**AIM OF THE EXERCISE**
Restate the entries below verbatim.

═════ RECORDS TO PROCESS ═════

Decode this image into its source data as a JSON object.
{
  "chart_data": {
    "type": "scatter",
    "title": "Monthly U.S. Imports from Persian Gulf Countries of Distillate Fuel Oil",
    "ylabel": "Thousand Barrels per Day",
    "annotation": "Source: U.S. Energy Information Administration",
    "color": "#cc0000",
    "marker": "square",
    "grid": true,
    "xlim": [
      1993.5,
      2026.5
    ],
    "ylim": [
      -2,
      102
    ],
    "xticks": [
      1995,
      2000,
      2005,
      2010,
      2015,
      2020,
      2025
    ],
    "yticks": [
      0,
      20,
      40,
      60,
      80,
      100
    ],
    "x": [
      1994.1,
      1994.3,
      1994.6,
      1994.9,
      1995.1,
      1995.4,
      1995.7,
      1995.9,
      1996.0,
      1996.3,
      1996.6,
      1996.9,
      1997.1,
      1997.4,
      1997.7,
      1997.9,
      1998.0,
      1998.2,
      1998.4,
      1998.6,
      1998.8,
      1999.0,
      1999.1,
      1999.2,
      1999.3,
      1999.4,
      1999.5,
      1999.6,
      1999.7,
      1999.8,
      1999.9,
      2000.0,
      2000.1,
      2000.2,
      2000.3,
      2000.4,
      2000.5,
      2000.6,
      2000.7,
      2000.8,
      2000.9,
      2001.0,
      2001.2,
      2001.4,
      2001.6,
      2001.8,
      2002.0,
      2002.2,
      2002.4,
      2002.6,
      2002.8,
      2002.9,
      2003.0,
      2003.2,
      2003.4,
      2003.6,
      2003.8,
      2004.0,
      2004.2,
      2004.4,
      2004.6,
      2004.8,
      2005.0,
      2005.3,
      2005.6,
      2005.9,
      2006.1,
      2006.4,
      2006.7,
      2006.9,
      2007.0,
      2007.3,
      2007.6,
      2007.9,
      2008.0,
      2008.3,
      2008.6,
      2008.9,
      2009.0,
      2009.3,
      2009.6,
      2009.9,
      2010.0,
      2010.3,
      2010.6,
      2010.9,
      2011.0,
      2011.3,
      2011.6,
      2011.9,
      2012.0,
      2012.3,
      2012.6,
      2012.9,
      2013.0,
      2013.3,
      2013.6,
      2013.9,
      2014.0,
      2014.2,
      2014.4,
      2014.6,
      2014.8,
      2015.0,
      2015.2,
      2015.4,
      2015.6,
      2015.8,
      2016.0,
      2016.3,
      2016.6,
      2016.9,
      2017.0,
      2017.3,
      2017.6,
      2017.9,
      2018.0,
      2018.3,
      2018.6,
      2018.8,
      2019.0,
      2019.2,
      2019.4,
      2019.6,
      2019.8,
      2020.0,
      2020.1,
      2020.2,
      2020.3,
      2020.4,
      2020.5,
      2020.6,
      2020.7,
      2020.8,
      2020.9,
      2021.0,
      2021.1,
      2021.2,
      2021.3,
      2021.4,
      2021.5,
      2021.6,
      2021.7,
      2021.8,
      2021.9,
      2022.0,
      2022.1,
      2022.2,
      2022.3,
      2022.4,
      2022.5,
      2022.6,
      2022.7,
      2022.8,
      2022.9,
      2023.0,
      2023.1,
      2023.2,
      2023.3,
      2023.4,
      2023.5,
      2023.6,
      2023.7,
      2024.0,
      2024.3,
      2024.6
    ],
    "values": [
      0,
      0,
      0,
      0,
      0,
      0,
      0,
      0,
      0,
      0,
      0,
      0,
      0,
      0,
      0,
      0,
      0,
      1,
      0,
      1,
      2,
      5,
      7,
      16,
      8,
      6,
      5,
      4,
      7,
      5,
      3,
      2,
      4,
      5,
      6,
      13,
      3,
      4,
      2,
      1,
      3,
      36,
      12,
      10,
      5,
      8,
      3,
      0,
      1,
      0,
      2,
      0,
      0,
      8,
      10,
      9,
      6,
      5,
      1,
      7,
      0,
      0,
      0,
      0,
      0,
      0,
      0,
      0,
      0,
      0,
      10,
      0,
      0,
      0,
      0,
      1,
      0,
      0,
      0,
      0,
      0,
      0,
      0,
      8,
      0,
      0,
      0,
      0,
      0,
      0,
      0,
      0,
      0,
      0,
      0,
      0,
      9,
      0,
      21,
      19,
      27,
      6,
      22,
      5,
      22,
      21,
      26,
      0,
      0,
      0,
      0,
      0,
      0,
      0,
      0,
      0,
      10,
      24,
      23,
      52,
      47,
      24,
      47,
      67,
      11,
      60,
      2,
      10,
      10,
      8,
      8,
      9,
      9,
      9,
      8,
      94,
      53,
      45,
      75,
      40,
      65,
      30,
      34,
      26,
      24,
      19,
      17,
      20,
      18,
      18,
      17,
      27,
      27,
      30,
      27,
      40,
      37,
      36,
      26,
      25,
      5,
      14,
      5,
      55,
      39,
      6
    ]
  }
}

═════

**RESULT FOR THIS EXERCISE**
Decode this image into its source data as a JSON object.
{
  "chart_data": {
    "type": "scatter",
    "title": "Monthly U.S. Imports from Persian Gulf Countries of Distillate Fuel Oil",
    "ylabel": "Thousand Barrels per Day",
    "annotation": "Source: U.S. Energy Information Administration",
    "color": "#cc0000",
    "marker": "square",
    "grid": true,
    "xlim": [
      1993.5,
      2026.5
    ],
    "ylim": [
      -2,
      102
    ],
    "xticks": [
      1995,
      2000,
      2005,
      2010,
      2015,
      2020,
      2025
    ],
    "yticks": [
      0,
      20,
      40,
      60,
      80,
      100
    ],
    "x": [
      1994.1,
      1994.3,
      1994.6,
      1994.9,
      1995.1,
      1995.4,
      1995.7,
      1995.9,
      1996.0,
      1996.3,
      1996.6,
      1996.9,
      1997.1,
      1997.4,
      1997.7,
      1997.9,
      1998.0,
      1998.2,
      1998.4,
      1998.6,
      1998.8,
      1999.0,
      1999.1,
      1999.2,
      1999.3,
      1999.4,
      1999.5,
      1999.6,
      1999.7,
      1999.8,
      1999.9,
      2000.0,
      2000.1,
      2000.2,
      2000.3,
      2000.4,
      2000.5,
      2000.6,
      2000.7,
      2000.8,
      2000.9,
      2001.0,
      2001.2,
      2001.4,
      2001.6,
      2001.8,
      2002.0,
      2002.2,
      2002.4,
      2002.6,
      2002.8,
      2002.9,
      2003.0,
      2003.2,
      2003.4,
      2003.6,
      2003.8,
      2004.0,
      2004.2,
      2004.4,
      2004.6,
      2004.8,
      2005.0,
      2005.3,
      2005.6,
      2005.9,
      2006.1,
      2006.4,
      2006.7,
      2006.9,
      2007.0,
      2007.3,
      2007.6,
      2007.9,
      2008.0,
      2008.3,
      2008.6,
      2008.9,
      2009.0,
      2009.3,
      2009.6,
      2009.9,
      2010.0,
      2010.3,
      2010.6,
      2010.9,
      2011.0,
      2011.3,
      2011.6,
      2011.9,
      2012.0,
      2012.3,
      2012.6,
      2012.9,
      2013.0,
      2013.3,
      2013.6,
      2013.9,
      2014.0,
      2014.2,
      2014.4,
      2014.6,
      2014.8,
      2015.0,
      2015.2,
      2015.4,
      2015.6,
      2015.8,
      2016.0,
      2016.3,
      2016.6,
      2016.9,
      2017.0,
      2017.3,
      2017.6,
      2017.9,
      2018.0,
      2018.3,
      2018.6,
      2018.8,
      2019.0,
      2019.2,
      2019.4,
      2019.6,
      2019.8,
      2020.0,
      2020.1,
      2020.2,
      2020.3,
      2020.4,
      2020.5,
      2020.6,
      2020.7,
      2020.8,
      2020.9,
      2021.0,
      2021.1,
      2021.2,
      2021.3,
      2021.4,
      2021.5,
      2021.6,
      2021.7,
      2021.8,
      2021.9,
      2022.0,
      2022.1,
      2022.2,
      2022.3,
      2022.4,
      2022.5,
      2022.6,
      2022.7,
      2022.8,
      2022.9,
      2023.0,
      2023.1,
      2023.2,
      2023.3,
      2023.4,
      2023.5,
      2023.6,
      2023.7,
      2024.0,
      2024.3,
      2024.6
    ],
    "values": [
      0,
      0,
      0,
      0,
      0,
      0,
      0,
      0,
      0,
      0,
      0,
      0,
      0,
      0,
      0,
      0,
      0,
      1,
      0,
      1,
      2,
      5,
      7,
      16,
      8,
      6,
      5,
      4,
      7,
      5,
      3,
      2,
      4,
      5,
      6,
      13,
      3,
      4,
      2,
      1,
      3,
      36,
      12,
      10,
      5,
      8,
      3,
      0,
      1,
      0,
      2,
      0,
      0,
      8,
      10,
      9,
      6,
      5,
      1,
      7,
      0,
      0,
      0,
      0,
      0,
      0,
      0,
      0,
      0,
      0,
      10,
      0,
      0,
      0,
      0,
      1,
      0,
      0,
      0,
      0,
      0,
      0,
      0,
      8,
      0,
      0,
      0,
      0,
      0,
      0,
      0,
      0,
      0,
      0,
      0,
      0,
      9,
      0,
      21,
      19,
      27,
      6,
      22,
      5,
      22,
      21,
      26,
      0,
      0,
      0,
      0,
      0,
      0,
      0,
      0,
      0,
      10,
      24,
      23,
      52,
      47,
      24,
      47,
      67,
      11,
      60,
      2,
      10,
      10,
      8,
      8,
      9,
      9,
      9,
      8,
      94,
      53,
      45,
      75,
      40,
      65,
      30,
      34,
      26,
      24,
      19,
      17,
      20,
      18,
      18,
      17,
      27,
      27,
      30,
      27,
      40,
      37,
      36,
      26,
      25,
      5,
      14,
      5,
      55,
      39,
      6
    ]
  }
}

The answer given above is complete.